**SUPPLIED DATA**.

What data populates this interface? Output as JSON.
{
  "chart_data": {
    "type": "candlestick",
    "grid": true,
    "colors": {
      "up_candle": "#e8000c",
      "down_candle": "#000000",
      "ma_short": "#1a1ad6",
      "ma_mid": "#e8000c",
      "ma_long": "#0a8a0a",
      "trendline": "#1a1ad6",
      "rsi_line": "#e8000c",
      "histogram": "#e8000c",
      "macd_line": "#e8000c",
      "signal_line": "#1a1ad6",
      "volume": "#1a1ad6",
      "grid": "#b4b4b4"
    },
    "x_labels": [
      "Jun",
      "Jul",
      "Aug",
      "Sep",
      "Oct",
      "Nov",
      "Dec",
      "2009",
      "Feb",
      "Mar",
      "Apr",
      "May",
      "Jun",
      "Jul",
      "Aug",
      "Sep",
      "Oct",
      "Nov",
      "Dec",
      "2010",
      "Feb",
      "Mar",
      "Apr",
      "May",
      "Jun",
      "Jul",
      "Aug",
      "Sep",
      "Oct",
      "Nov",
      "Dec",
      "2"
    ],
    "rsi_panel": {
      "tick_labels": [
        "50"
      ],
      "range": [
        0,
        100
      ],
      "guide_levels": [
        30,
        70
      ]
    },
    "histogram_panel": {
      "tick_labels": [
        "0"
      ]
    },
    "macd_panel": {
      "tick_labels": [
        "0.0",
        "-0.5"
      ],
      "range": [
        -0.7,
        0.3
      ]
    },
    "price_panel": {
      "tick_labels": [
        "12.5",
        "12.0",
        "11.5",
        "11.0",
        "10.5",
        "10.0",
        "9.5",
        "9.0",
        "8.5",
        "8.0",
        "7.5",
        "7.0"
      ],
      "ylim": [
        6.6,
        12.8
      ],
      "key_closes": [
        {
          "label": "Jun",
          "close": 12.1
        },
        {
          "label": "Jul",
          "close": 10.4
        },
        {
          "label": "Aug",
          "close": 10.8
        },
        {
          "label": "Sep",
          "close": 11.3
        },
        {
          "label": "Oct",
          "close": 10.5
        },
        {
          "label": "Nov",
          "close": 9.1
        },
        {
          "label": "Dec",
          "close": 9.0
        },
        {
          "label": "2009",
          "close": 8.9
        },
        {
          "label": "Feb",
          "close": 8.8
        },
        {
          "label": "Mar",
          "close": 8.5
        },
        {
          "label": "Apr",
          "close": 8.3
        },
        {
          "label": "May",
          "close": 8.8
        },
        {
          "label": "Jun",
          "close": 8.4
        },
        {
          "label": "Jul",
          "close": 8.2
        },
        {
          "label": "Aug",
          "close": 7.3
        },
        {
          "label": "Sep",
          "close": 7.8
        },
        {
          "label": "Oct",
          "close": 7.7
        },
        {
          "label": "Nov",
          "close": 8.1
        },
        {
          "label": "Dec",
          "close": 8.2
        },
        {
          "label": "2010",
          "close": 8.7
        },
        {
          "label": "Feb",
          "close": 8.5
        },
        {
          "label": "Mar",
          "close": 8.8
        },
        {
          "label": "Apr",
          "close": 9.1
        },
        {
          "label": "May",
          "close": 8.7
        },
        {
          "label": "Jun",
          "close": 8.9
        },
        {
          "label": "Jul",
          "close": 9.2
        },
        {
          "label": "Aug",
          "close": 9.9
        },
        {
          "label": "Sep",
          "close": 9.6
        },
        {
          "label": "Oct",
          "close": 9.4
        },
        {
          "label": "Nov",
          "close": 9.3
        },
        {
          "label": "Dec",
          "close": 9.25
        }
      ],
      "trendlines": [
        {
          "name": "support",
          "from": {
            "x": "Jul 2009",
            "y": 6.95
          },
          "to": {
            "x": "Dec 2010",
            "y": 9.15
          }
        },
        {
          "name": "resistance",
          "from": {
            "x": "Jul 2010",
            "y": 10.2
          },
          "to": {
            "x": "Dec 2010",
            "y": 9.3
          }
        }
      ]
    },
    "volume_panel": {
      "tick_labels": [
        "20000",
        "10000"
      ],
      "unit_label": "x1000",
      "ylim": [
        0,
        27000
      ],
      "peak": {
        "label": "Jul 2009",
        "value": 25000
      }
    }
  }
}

* * *

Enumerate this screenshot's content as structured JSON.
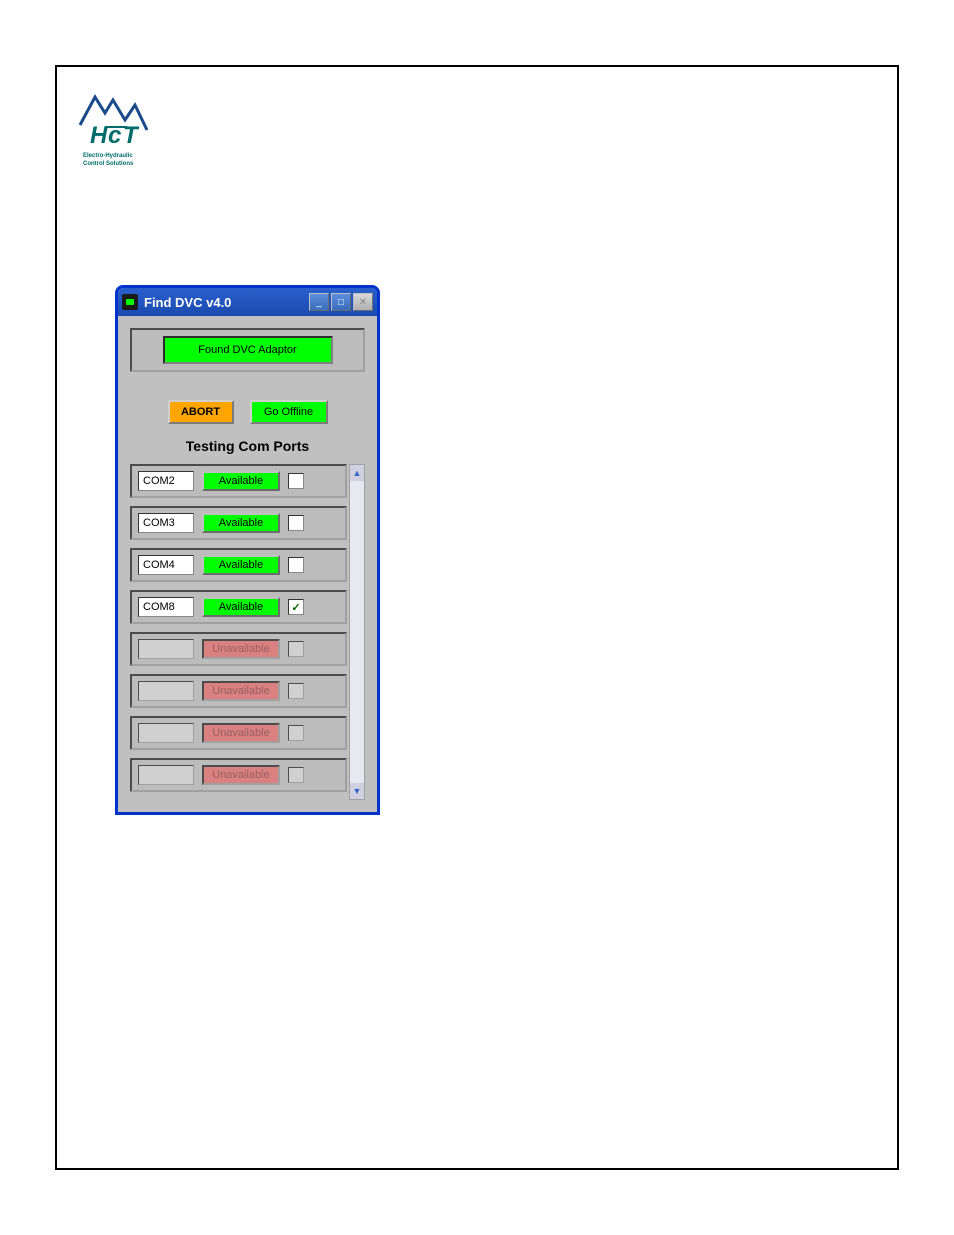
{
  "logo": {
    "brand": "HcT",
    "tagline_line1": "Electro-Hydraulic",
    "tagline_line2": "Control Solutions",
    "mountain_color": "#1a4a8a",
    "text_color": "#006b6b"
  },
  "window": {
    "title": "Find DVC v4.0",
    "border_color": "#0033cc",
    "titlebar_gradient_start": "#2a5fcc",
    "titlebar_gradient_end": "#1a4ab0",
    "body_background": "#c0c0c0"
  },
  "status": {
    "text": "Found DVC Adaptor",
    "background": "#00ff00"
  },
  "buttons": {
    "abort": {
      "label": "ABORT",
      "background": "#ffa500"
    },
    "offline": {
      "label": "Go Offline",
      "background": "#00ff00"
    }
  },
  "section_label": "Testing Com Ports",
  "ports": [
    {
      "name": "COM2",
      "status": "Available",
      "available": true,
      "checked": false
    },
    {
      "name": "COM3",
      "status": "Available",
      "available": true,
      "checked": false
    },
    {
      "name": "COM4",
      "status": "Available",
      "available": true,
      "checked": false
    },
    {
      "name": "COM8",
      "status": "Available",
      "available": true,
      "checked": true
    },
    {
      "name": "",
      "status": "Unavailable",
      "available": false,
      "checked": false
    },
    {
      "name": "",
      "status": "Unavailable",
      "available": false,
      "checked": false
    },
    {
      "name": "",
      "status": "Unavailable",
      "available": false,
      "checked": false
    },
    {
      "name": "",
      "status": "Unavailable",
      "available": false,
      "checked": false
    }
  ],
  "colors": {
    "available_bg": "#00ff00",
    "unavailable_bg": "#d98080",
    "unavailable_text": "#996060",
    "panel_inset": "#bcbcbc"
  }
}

**REQUIREMENTS**. Answer only with how many lines in the records include "name".

**WRITTEN RESPONSE**. 10